Start of Records for processing

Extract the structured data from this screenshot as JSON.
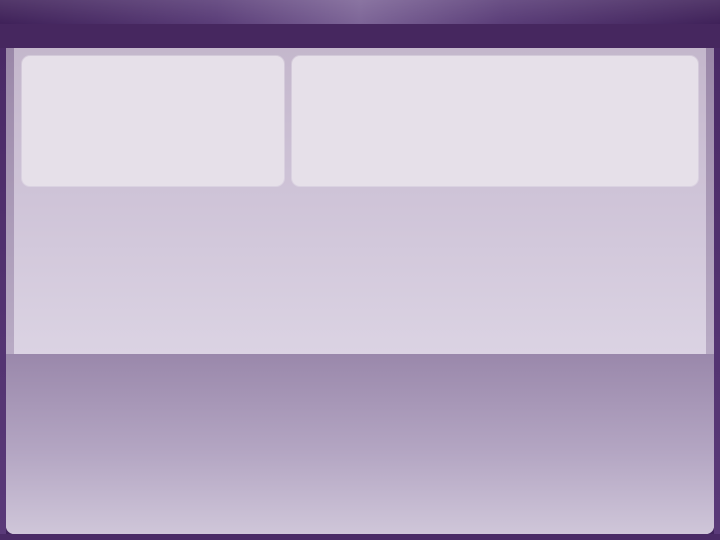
{
  "window": {
    "title": ""
  },
  "panels": {
    "left_card": {
      "label": ""
    },
    "right_card": {
      "label": ""
    }
  },
  "colors": {
    "frame": "#4b2c68",
    "titlebar_highlight": "#7d6597",
    "panel_top": "#c4b7cc",
    "card_fill": "#e6e0e9",
    "lower_area_bottom": "#cfc6d9"
  }
}
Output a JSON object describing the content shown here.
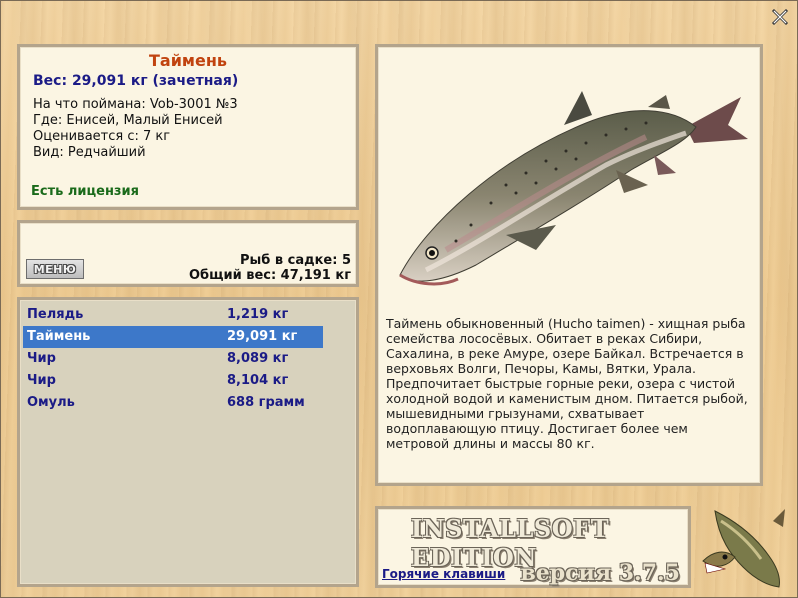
{
  "fish": {
    "title": "Таймень",
    "weight_line": "Вес: 29,091 кг (зачетная)",
    "bait_line": "На что поймана: Vob-3001 №3",
    "where_line": "Где: Енисей, Малый Енисей",
    "value_line": "Оценивается с: 7 кг",
    "kind_line": "Вид: Редчайший",
    "license": "Есть лицензия"
  },
  "keepnet": {
    "menu_label": "МЕНЮ",
    "count_line": "Рыб в садке: 5",
    "total_line": "Общий вес: 47,191 кг"
  },
  "catch_list": [
    {
      "name": "Пелядь",
      "weight": "1,219 кг",
      "selected": false
    },
    {
      "name": "Таймень",
      "weight": "29,091 кг",
      "selected": true
    },
    {
      "name": "Чир",
      "weight": "8,089 кг",
      "selected": false
    },
    {
      "name": "Чир",
      "weight": "8,104 кг",
      "selected": false
    },
    {
      "name": "Омуль",
      "weight": "688 грамм",
      "selected": false
    }
  ],
  "description": "Таймень обыкновенный (Hucho taimen) - хищная рыба семейства лососёвых. Обитает в реках Сибири, Сахалина, в реке Амуре, озере Байкал. Встречается в верховьях Волги, Печоры, Камы, Вятки, Урала. Предпочитает быстрые горные реки, озера с чистой холодной водой и каменистым дном. Питается рыбой, мышевидными грызунами, схватывает водоплавающую птицу. Достигает более чем метровой длины и массы 80 кг.",
  "logo": {
    "brand": "INSTALLSOFT EDITION",
    "version": "версия 3.7.5",
    "hotkeys": "Горячие клавиши"
  },
  "icons": {
    "close": "close-icon",
    "fish_image": "taimen-fish-image",
    "pike_logo": "pike-logo-icon"
  },
  "colors": {
    "title": "#c1430f",
    "accent_blue": "#1b1b86",
    "selection": "#3d78c9",
    "license_green": "#1a6a1a"
  }
}
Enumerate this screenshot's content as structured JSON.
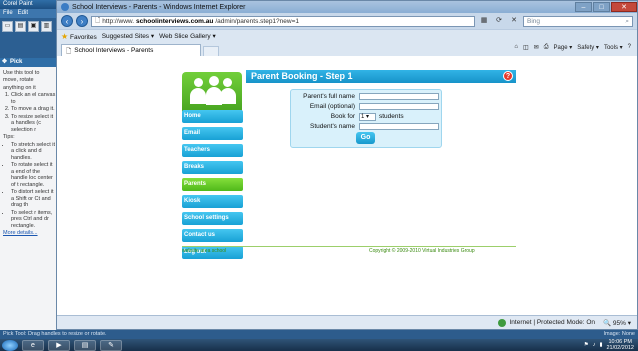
{
  "paint": {
    "title": "Corel Paint",
    "menu": [
      "File",
      "Edit"
    ],
    "toolbar": [
      "new",
      "open",
      "save",
      "paste"
    ],
    "panel_title": "Pick",
    "panel_lines": [
      "Use this tool to",
      "move, rotate",
      "anything on it"
    ],
    "panel_steps": [
      "Click an el canvas to",
      "To move a drag it.",
      "To resize select it a handles (c selection r"
    ],
    "tips_label": "Tips:",
    "tips": [
      "To stretch select it a click and d handles.",
      "To rotate select it a end of the handle loc center of t rectangle.",
      "To distort select it a Shift or Ct and drag th",
      "To select r items, pres Ctrl and dr rectangle."
    ],
    "more_details": "More details..."
  },
  "ie": {
    "title": "School Interviews - Parents - Windows Internet Explorer",
    "address_prefix": "http://www.",
    "address_domain": "schoolinterviews.com.au",
    "address_path": "/admin/parents.step1?new=1",
    "search_placeholder": "Bing",
    "favorites_label": "Favorites",
    "suggested_sites": "Suggested Sites",
    "web_slice": "Web Slice Gallery",
    "tab_title": "School Interviews - Parents",
    "cmd": [
      "Page",
      "Safety",
      "Tools"
    ],
    "status_zone": "Internet | Protected Mode: On",
    "zoom": "95%"
  },
  "page": {
    "header": "Parent Booking - Step 1",
    "help_icon": "?",
    "nav": [
      "Home",
      "Email",
      "Teachers",
      "Breaks",
      "Parents",
      "Kiosk",
      "School settings",
      "Contact us",
      "Log out"
    ],
    "active_nav": "Parents",
    "form": {
      "parent_name_label": "Parent's full name",
      "email_label": "Email (optional)",
      "book_for_label": "Book for",
      "book_for_value": "1",
      "students_label": "students",
      "student_name_label": "Student's name",
      "go_label": "Go"
    },
    "footer_left": "website area school",
    "footer_right": "Copyright © 2009-2010 Virtual Industries Group"
  },
  "paint_status": {
    "left": "Pick Tool: Drag handles to resize or rotate.",
    "right": "Image: None"
  },
  "taskbar": {
    "time": "10:06 PM",
    "date": "21/02/2012"
  }
}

End of Records for processing

Task statement — Print the records above exactly as they stand, but leave out the pictures.

Task answer —
Extract the structured data from this screenshot as JSON.
{
  "window": {
    "title": ""
  },
  "panels": {
    "left_card": {
      "label": ""
    },
    "right_card": {
      "label": ""
    }
  },
  "colors": {
    "frame": "#4b2c68",
    "titlebar_highlight": "#7d6597",
    "panel_top": "#c4b7cc",
    "card_fill": "#e6e0e9",
    "lower_area_bottom": "#cfc6d9"
  }
}
Output a JSON object describing the content shown here.
{
  "fish": {
    "title": "Таймень",
    "weight_line": "Вес: 29,091 кг (зачетная)",
    "bait_line": "На что поймана: Vob-3001 №3",
    "where_line": "Где: Енисей, Малый Енисей",
    "value_line": "Оценивается с: 7 кг",
    "kind_line": "Вид: Редчайший",
    "license": "Есть лицензия"
  },
  "keepnet": {
    "menu_label": "МЕНЮ",
    "count_line": "Рыб в садке: 5",
    "total_line": "Общий вес: 47,191 кг"
  },
  "catch_list": [
    {
      "name": "Пелядь",
      "weight": "1,219 кг",
      "selected": false
    },
    {
      "name": "Таймень",
      "weight": "29,091 кг",
      "selected": true
    },
    {
      "name": "Чир",
      "weight": "8,089 кг",
      "selected": false
    },
    {
      "name": "Чир",
      "weight": "8,104 кг",
      "selected": false
    },
    {
      "name": "Омуль",
      "weight": "688 грамм",
      "selected": false
    }
  ],
  "description": "Таймень обыкновенный (Hucho taimen) - хищная рыба семейства лососёвых. Обитает в реках Сибири, Сахалина, в реке Амуре, озере Байкал. Встречается в верховьях Волги, Печоры, Камы, Вятки, Урала. Предпочитает быстрые горные реки, озера с чистой холодной водой и каменистым дном. Питается рыбой, мышевидными грызунами, схватывает водоплавающую птицу. Достигает более чем метровой длины и массы 80 кг.",
  "logo": {
    "brand": "INSTALLSOFT EDITION",
    "version": "версия 3.7.5",
    "hotkeys": "Горячие клавиши"
  },
  "icons": {
    "close": "close-icon",
    "fish_image": "taimen-fish-image",
    "pike_logo": "pike-logo-icon"
  },
  "colors": {
    "title": "#c1430f",
    "accent_blue": "#1b1b86",
    "selection": "#3d78c9",
    "license_green": "#1a6a1a"
  }
}
Enumerate this screenshot's content as structured JSON.
{
  "paint": {
    "title": "Corel Paint",
    "menu": [
      "File",
      "Edit"
    ],
    "toolbar": [
      "new",
      "open",
      "save",
      "paste"
    ],
    "panel_title": "Pick",
    "panel_lines": [
      "Use this tool to",
      "move, rotate",
      "anything on it"
    ],
    "panel_steps": [
      "Click an el canvas to",
      "To move a drag it.",
      "To resize select it a handles (c selection r"
    ],
    "tips_label": "Tips:",
    "tips": [
      "To stretch select it a click and d handles.",
      "To rotate select it a end of the handle loc center of t rectangle.",
      "To distort select it a Shift or Ct and drag th",
      "To select r items, pres Ctrl and dr rectangle."
    ],
    "more_details": "More details..."
  },
  "ie": {
    "title": "School Interviews - Parents - Windows Internet Explorer",
    "address_prefix": "http://www.",
    "address_domain": "schoolinterviews.com.au",
    "address_path": "/admin/parents.step1?new=1",
    "search_placeholder": "Bing",
    "favorites_label": "Favorites",
    "suggested_sites": "Suggested Sites",
    "web_slice": "Web Slice Gallery",
    "tab_title": "School Interviews - Parents",
    "cmd": [
      "Page",
      "Safety",
      "Tools"
    ],
    "status_zone": "Internet | Protected Mode: On",
    "zoom": "95%"
  },
  "page": {
    "header": "Parent Booking - Step 1",
    "help_icon": "?",
    "nav": [
      "Home",
      "Email",
      "Teachers",
      "Breaks",
      "Parents",
      "Kiosk",
      "School settings",
      "Contact us",
      "Log out"
    ],
    "active_nav": "Parents",
    "form": {
      "parent_name_label": "Parent's full name",
      "email_label": "Email (optional)",
      "book_for_label": "Book for",
      "book_for_value": "1",
      "students_label": "students",
      "student_name_label": "Student's name",
      "go_label": "Go"
    },
    "footer_left": "website area school",
    "footer_right": "Copyright © 2009-2010 Virtual Industries Group"
  },
  "paint_status": {
    "left": "Pick Tool: Drag handles to resize or rotate.",
    "right": "Image: None"
  },
  "taskbar": {
    "time": "10:06 PM",
    "date": "21/02/2012"
  }
}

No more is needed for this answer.